Exercise details: Scan the material below for the string "программы", and copy every line where it shows up.

Collection entries:
------------------------

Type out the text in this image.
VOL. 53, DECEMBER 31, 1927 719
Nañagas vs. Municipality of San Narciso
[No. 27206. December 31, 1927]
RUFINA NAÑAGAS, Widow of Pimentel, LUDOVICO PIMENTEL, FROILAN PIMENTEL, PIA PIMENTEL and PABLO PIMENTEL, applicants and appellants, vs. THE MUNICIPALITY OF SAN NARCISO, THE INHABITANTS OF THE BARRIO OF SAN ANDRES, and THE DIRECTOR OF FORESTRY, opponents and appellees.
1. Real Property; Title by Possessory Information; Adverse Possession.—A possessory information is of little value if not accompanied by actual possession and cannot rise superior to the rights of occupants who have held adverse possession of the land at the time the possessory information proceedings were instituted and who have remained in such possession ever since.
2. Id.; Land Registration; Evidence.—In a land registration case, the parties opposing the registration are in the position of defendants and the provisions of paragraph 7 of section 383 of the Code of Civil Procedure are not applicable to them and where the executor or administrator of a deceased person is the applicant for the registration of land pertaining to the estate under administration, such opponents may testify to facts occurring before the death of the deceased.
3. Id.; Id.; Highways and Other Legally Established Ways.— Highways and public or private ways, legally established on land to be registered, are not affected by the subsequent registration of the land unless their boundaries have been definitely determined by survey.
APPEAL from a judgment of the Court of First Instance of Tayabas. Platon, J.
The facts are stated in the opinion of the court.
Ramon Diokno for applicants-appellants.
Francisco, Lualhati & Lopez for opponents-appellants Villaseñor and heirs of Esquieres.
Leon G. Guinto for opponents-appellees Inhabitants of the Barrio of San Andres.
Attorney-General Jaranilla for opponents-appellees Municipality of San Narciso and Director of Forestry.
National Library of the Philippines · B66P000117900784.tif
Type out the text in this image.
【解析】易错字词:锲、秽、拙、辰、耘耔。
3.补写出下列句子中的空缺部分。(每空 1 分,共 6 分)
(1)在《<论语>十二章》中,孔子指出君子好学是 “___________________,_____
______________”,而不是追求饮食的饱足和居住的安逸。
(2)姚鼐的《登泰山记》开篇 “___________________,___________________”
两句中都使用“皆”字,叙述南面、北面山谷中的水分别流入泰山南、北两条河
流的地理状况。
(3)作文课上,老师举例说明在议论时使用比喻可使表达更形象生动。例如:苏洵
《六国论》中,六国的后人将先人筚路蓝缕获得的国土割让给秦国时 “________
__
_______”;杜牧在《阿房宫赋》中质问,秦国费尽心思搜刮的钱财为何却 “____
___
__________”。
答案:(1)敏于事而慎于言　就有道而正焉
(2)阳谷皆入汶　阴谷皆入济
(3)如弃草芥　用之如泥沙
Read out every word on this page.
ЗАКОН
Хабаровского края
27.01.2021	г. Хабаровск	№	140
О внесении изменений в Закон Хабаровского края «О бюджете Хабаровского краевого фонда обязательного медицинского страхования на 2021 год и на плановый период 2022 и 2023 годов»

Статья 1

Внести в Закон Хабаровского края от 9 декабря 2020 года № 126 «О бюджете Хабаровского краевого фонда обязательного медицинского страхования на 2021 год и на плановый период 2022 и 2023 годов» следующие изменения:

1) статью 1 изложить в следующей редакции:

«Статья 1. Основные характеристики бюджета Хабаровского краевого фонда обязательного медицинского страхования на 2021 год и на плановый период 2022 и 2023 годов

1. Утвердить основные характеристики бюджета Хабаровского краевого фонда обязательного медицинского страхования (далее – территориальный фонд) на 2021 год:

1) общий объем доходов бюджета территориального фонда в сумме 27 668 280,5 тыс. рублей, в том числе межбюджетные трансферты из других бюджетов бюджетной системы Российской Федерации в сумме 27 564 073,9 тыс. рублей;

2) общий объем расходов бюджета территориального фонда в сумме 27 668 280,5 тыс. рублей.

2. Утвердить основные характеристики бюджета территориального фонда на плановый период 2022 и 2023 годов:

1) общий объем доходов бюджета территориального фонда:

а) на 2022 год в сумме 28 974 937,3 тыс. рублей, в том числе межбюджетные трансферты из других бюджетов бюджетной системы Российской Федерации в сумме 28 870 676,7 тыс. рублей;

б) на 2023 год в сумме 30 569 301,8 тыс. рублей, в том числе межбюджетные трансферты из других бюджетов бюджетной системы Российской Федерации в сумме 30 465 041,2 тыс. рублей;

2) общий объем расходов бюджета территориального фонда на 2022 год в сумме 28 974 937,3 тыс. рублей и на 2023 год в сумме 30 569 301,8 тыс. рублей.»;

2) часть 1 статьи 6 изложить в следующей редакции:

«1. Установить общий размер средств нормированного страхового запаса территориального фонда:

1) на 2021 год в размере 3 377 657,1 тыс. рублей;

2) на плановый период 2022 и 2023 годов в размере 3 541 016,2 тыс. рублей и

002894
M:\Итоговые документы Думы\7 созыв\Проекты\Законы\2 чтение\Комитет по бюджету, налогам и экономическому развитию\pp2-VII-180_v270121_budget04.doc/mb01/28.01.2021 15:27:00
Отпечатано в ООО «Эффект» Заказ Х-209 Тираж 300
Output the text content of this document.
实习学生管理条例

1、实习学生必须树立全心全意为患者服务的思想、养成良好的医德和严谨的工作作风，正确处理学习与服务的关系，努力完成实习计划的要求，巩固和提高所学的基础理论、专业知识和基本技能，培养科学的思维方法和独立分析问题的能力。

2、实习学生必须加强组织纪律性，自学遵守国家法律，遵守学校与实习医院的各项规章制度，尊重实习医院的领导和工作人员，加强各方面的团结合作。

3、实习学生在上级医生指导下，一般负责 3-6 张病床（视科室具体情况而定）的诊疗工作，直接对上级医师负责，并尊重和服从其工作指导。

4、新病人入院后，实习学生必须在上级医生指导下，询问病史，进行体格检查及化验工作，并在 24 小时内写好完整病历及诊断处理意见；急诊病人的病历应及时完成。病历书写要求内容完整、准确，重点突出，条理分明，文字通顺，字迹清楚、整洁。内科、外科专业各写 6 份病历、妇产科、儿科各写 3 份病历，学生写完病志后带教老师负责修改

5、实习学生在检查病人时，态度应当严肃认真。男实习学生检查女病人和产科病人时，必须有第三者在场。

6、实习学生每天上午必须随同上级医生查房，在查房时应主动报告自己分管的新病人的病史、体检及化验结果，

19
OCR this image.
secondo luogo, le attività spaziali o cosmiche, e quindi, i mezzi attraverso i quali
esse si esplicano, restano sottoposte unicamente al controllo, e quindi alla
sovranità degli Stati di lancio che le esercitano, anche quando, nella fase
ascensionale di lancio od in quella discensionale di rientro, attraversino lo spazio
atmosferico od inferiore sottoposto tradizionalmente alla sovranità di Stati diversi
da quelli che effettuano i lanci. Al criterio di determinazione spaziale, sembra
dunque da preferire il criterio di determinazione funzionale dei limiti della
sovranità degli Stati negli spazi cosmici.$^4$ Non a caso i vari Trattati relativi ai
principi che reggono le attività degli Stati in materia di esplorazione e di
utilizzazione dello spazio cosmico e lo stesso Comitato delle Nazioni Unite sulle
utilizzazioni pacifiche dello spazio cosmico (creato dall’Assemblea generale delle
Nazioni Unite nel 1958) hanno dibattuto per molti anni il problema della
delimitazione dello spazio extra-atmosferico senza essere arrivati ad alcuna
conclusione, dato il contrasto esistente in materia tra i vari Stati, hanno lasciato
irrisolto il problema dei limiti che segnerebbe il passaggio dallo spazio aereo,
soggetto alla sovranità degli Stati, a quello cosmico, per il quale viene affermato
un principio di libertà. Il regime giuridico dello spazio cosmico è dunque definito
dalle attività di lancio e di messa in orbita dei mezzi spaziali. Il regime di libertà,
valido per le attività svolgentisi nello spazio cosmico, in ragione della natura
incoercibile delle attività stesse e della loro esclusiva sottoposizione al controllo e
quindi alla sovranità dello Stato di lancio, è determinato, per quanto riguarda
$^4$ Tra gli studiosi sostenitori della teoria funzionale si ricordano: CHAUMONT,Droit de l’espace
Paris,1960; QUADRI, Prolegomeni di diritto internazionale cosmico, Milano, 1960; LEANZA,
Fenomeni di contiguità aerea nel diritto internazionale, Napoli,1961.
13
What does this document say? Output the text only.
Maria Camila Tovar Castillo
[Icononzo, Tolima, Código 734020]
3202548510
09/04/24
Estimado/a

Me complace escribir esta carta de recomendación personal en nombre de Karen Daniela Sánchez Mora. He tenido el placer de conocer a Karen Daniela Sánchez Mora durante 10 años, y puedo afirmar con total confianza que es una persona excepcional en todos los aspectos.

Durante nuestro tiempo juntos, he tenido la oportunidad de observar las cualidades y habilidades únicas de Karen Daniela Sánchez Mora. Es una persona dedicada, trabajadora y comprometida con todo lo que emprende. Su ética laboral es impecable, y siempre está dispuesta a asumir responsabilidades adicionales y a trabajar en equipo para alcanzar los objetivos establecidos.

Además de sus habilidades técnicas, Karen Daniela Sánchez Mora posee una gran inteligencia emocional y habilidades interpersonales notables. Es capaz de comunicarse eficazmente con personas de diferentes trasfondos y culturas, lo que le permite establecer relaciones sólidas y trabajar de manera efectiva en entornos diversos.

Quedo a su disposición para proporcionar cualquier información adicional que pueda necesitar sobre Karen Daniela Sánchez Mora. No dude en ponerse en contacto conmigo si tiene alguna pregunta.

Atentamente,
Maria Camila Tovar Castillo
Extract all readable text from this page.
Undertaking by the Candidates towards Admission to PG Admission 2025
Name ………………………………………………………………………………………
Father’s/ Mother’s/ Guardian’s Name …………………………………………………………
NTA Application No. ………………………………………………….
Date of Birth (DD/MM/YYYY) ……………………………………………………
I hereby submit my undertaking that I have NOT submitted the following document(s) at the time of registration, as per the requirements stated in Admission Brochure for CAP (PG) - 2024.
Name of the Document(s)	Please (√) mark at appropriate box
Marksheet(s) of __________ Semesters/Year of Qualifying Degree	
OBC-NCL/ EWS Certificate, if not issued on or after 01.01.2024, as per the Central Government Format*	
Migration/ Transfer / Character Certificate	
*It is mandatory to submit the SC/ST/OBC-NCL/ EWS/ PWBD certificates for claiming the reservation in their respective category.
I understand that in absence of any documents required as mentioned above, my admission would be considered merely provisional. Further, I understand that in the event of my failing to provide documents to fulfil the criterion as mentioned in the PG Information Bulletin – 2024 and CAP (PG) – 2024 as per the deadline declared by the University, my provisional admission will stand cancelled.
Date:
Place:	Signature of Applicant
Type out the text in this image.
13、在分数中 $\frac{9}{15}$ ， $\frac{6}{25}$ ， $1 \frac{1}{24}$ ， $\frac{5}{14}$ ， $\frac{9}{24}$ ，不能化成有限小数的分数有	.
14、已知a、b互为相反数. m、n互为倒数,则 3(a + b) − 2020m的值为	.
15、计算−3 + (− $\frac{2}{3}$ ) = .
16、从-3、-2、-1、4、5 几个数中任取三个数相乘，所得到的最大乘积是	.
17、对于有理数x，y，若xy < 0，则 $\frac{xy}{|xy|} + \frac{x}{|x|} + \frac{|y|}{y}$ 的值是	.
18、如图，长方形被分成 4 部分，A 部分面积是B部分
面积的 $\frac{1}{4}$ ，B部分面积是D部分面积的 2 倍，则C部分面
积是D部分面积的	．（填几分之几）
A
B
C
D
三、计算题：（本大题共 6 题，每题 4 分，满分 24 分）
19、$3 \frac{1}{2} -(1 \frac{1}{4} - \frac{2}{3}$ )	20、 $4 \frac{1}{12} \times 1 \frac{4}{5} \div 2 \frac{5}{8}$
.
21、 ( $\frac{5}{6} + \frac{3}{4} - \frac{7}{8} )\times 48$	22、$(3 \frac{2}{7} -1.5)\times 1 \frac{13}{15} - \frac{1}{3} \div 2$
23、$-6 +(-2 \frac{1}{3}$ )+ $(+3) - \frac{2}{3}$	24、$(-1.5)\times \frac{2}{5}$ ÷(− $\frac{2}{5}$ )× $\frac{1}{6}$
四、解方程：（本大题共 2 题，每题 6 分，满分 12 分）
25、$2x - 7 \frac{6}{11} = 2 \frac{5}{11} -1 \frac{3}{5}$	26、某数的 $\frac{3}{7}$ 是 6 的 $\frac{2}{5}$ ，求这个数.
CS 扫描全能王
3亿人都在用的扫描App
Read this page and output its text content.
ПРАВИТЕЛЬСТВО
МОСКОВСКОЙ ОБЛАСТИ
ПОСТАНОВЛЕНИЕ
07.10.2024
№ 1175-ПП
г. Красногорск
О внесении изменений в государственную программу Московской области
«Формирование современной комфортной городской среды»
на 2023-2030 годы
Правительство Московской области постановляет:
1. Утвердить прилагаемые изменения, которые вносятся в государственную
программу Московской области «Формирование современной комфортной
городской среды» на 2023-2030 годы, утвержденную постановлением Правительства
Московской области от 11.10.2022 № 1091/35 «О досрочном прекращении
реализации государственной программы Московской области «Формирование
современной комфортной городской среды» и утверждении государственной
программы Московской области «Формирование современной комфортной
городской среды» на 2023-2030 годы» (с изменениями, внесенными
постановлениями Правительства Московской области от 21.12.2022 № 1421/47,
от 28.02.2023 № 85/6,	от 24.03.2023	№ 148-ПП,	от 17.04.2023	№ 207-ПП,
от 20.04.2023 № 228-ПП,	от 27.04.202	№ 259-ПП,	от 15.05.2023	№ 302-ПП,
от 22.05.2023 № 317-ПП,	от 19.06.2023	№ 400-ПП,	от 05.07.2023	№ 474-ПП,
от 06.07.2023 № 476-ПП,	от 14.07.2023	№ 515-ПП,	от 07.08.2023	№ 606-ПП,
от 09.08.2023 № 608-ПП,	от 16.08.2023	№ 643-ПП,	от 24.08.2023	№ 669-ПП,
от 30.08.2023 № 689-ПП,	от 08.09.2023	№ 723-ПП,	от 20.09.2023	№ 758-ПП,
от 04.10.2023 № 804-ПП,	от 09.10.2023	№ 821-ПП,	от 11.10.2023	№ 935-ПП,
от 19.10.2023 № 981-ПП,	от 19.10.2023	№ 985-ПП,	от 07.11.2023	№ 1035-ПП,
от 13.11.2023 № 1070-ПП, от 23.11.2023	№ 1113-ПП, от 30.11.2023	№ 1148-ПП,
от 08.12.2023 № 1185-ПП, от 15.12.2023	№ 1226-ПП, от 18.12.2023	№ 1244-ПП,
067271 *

------------------------

Answer in full:
реализации государственной программы Московской области «Формирование
программы Московской области «Формирование современной комфортной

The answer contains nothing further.